Required task – Can you write out all of the material below, word for word?
++++++
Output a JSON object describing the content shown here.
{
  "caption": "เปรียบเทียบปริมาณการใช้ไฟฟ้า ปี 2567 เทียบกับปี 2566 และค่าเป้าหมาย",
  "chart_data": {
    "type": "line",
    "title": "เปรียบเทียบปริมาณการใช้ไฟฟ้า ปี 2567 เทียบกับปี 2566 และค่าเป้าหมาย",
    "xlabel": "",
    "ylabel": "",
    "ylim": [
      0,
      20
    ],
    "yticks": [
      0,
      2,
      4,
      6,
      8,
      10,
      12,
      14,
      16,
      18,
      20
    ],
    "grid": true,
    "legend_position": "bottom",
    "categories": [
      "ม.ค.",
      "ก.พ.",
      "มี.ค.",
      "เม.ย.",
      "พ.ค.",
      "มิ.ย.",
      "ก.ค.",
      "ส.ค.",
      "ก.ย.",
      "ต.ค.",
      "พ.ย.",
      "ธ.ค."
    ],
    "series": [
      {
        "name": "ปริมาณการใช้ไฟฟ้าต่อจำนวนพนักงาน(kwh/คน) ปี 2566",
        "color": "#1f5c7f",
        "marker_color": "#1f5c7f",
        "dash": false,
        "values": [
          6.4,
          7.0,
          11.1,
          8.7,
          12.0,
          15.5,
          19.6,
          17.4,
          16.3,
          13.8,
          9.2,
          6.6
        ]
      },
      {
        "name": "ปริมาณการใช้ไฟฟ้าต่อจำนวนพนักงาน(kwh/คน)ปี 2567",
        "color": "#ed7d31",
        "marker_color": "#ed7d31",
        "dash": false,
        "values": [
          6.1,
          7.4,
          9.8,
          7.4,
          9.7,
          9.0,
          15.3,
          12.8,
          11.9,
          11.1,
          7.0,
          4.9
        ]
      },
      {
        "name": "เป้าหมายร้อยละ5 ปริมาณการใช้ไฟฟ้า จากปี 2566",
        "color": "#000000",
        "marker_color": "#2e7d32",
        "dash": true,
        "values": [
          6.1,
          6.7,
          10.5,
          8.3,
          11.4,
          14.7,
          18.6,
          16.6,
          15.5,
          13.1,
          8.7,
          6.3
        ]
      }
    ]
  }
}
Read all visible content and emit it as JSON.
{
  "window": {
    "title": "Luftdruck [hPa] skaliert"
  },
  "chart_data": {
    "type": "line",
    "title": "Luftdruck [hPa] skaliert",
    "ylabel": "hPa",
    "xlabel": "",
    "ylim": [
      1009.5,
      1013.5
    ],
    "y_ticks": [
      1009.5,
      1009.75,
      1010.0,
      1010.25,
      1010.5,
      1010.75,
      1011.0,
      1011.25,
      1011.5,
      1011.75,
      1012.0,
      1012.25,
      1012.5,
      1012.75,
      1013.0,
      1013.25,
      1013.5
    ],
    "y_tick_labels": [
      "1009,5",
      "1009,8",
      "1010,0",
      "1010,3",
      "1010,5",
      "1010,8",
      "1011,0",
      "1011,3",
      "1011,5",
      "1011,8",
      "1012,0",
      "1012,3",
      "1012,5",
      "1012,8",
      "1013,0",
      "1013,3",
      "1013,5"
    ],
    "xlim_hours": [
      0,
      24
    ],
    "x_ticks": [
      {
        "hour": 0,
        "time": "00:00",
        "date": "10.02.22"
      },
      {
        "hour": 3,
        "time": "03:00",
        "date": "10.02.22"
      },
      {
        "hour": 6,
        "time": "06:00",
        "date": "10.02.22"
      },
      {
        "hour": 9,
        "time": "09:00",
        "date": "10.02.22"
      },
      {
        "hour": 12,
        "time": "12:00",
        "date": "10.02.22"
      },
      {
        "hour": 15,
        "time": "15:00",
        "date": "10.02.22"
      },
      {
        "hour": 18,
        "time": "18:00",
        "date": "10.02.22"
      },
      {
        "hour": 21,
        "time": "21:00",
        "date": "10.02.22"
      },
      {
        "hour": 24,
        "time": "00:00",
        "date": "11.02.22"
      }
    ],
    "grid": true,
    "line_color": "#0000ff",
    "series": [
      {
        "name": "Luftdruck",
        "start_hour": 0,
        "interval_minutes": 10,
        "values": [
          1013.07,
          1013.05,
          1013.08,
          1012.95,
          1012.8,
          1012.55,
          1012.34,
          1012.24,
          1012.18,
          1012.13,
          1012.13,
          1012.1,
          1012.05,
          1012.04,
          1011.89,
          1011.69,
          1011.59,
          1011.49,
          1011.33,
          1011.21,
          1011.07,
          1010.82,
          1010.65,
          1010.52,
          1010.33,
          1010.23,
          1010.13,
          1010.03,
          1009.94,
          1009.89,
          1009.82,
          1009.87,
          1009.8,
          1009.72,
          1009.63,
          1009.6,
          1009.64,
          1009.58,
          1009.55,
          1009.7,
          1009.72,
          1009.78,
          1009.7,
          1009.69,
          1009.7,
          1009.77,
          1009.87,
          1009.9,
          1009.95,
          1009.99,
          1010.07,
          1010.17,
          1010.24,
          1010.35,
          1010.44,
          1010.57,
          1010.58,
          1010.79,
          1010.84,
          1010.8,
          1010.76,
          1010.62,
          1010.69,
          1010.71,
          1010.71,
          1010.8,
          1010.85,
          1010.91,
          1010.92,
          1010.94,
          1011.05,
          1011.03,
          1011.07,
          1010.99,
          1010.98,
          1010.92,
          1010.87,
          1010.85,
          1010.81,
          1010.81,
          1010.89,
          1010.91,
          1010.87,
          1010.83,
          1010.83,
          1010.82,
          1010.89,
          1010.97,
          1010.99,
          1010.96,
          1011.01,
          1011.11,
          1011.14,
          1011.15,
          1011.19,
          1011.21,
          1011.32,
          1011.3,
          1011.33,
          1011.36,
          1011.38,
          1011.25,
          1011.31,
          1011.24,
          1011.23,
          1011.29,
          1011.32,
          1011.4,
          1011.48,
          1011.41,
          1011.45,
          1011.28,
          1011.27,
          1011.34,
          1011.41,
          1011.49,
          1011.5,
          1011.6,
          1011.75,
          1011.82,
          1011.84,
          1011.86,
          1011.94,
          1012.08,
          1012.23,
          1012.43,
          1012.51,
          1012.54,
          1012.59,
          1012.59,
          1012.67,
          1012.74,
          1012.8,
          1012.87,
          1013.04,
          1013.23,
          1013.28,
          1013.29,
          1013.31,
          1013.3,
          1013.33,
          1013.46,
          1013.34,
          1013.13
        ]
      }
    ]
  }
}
++++++
Reply to the exercise –
Output a JSON object describing the content shown here.
{
  "caption": "เปรียบเทียบปริมาณการใช้ไฟฟ้า ปี 2567 เทียบกับปี 2566 และค่าเป้าหมาย",
  "chart_data": {
    "type": "line",
    "title": "เปรียบเทียบปริมาณการใช้ไฟฟ้า ปี 2567 เทียบกับปี 2566 และค่าเป้าหมาย",
    "xlabel": "",
    "ylabel": "",
    "ylim": [
      0,
      20
    ],
    "yticks": [
      0,
      2,
      4,
      6,
      8,
      10,
      12,
      14,
      16,
      18,
      20
    ],
    "grid": true,
    "legend_position": "bottom",
    "categories": [
      "ม.ค.",
      "ก.พ.",
      "มี.ค.",
      "เม.ย.",
      "พ.ค.",
      "มิ.ย.",
      "ก.ค.",
      "ส.ค.",
      "ก.ย.",
      "ต.ค.",
      "พ.ย.",
      "ธ.ค."
    ],
    "series": [
      {
        "name": "ปริมาณการใช้ไฟฟ้าต่อจำนวนพนักงาน(kwh/คน) ปี 2566",
        "color": "#1f5c7f",
        "marker_color": "#1f5c7f",
        "dash": false,
        "values": [
          6.4,
          7.0,
          11.1,
          8.7,
          12.0,
          15.5,
          19.6,
          17.4,
          16.3,
          13.8,
          9.2,
          6.6
        ]
      },
      {
        "name": "ปริมาณการใช้ไฟฟ้าต่อจำนวนพนักงาน(kwh/คน)ปี 2567",
        "color": "#ed7d31",
        "marker_color": "#ed7d31",
        "dash": false,
        "values": [
          6.1,
          7.4,
          9.8,
          7.4,
          9.7,
          9.0,
          15.3,
          12.8,
          11.9,
          11.1,
          7.0,
          4.9
        ]
      },
      {
        "name": "เป้าหมายร้อยละ5 ปริมาณการใช้ไฟฟ้า จากปี 2566",
        "color": "#000000",
        "marker_color": "#2e7d32",
        "dash": true,
        "values": [
          6.1,
          6.7,
          10.5,
          8.3,
          11.4,
          14.7,
          18.6,
          16.6,
          15.5,
          13.1,
          8.7,
          6.3
        ]
      }
    ]
  }
}
Read all visible content and emit it as JSON.
{
  "window": {
    "title": "Luftdruck [hPa] skaliert"
  },
  "chart_data": {
    "type": "line",
    "title": "Luftdruck [hPa] skaliert",
    "ylabel": "hPa",
    "xlabel": "",
    "ylim": [
      1009.5,
      1013.5
    ],
    "y_ticks": [
      1009.5,
      1009.75,
      1010.0,
      1010.25,
      1010.5,
      1010.75,
      1011.0,
      1011.25,
      1011.5,
      1011.75,
      1012.0,
      1012.25,
      1012.5,
      1012.75,
      1013.0,
      1013.25,
      1013.5
    ],
    "y_tick_labels": [
      "1009,5",
      "1009,8",
      "1010,0",
      "1010,3",
      "1010,5",
      "1010,8",
      "1011,0",
      "1011,3",
      "1011,5",
      "1011,8",
      "1012,0",
      "1012,3",
      "1012,5",
      "1012,8",
      "1013,0",
      "1013,3",
      "1013,5"
    ],
    "xlim_hours": [
      0,
      24
    ],
    "x_ticks": [
      {
        "hour": 0,
        "time": "00:00",
        "date": "10.02.22"
      },
      {
        "hour": 3,
        "time": "03:00",
        "date": "10.02.22"
      },
      {
        "hour": 6,
        "time": "06:00",
        "date": "10.02.22"
      },
      {
        "hour": 9,
        "time": "09:00",
        "date": "10.02.22"
      },
      {
        "hour": 12,
        "time": "12:00",
        "date": "10.02.22"
      },
      {
        "hour": 15,
        "time": "15:00",
        "date": "10.02.22"
      },
      {
        "hour": 18,
        "time": "18:00",
        "date": "10.02.22"
      },
      {
        "hour": 21,
        "time": "21:00",
        "date": "10.02.22"
      },
      {
        "hour": 24,
        "time": "00:00",
        "date": "11.02.22"
      }
    ],
    "grid": true,
    "line_color": "#0000ff",
    "series": [
      {
        "name": "Luftdruck",
        "start_hour": 0,
        "interval_minutes": 10,
        "values": [
          1013.07,
          1013.05,
          1013.08,
          1012.95,
          1012.8,
          1012.55,
          1012.34,
          1012.24,
          1012.18,
          1012.13,
          1012.13,
          1012.1,
          1012.05,
          1012.04,
          1011.89,
          1011.69,
          1011.59,
          1011.49,
          1011.33,
          1011.21,
          1011.07,
          1010.82,
          1010.65,
          1010.52,
          1010.33,
          1010.23,
          1010.13,
          1010.03,
          1009.94,
          1009.89,
          1009.82,
          1009.87,
          1009.8,
          1009.72,
          1009.63,
          1009.6,
          1009.64,
          1009.58,
          1009.55,
          1009.7,
          1009.72,
          1009.78,
          1009.7,
          1009.69,
          1009.7,
          1009.77,
          1009.87,
          1009.9,
          1009.95,
          1009.99,
          1010.07,
          1010.17,
          1010.24,
          1010.35,
          1010.44,
          1010.57,
          1010.58,
          1010.79,
          1010.84,
          1010.8,
          1010.76,
          1010.62,
          1010.69,
          1010.71,
          1010.71,
          1010.8,
          1010.85,
          1010.91,
          1010.92,
          1010.94,
          1011.05,
          1011.03,
          1011.07,
          1010.99,
          1010.98,
          1010.92,
          1010.87,
          1010.85,
          1010.81,
          1010.81,
          1010.89,
          1010.91,
          1010.87,
          1010.83,
          1010.83,
          1010.82,
          1010.89,
          1010.97,
          1010.99,
          1010.96,
          1011.01,
          1011.11,
          1011.14,
          1011.15,
          1011.19,
          1011.21,
          1011.32,
          1011.3,
          1011.33,
          1011.36,
          1011.38,
          1011.25,
          1011.31,
          1011.24,
          1011.23,
          1011.29,
          1011.32,
          1011.4,
          1011.48,
          1011.41,
          1011.45,
          1011.28,
          1011.27,
          1011.34,
          1011.41,
          1011.49,
          1011.5,
          1011.6,
          1011.75,
          1011.82,
          1011.84,
          1011.86,
          1011.94,
          1012.08,
          1012.23,
          1012.43,
          1012.51,
          1012.54,
          1012.59,
          1012.59,
          1012.67,
          1012.74,
          1012.8,
          1012.87,
          1013.04,
          1013.23,
          1013.28,
          1013.29,
          1013.31,
          1013.3,
          1013.33,
          1013.46,
          1013.34,
          1013.13
        ]
      }
    ]
  }
}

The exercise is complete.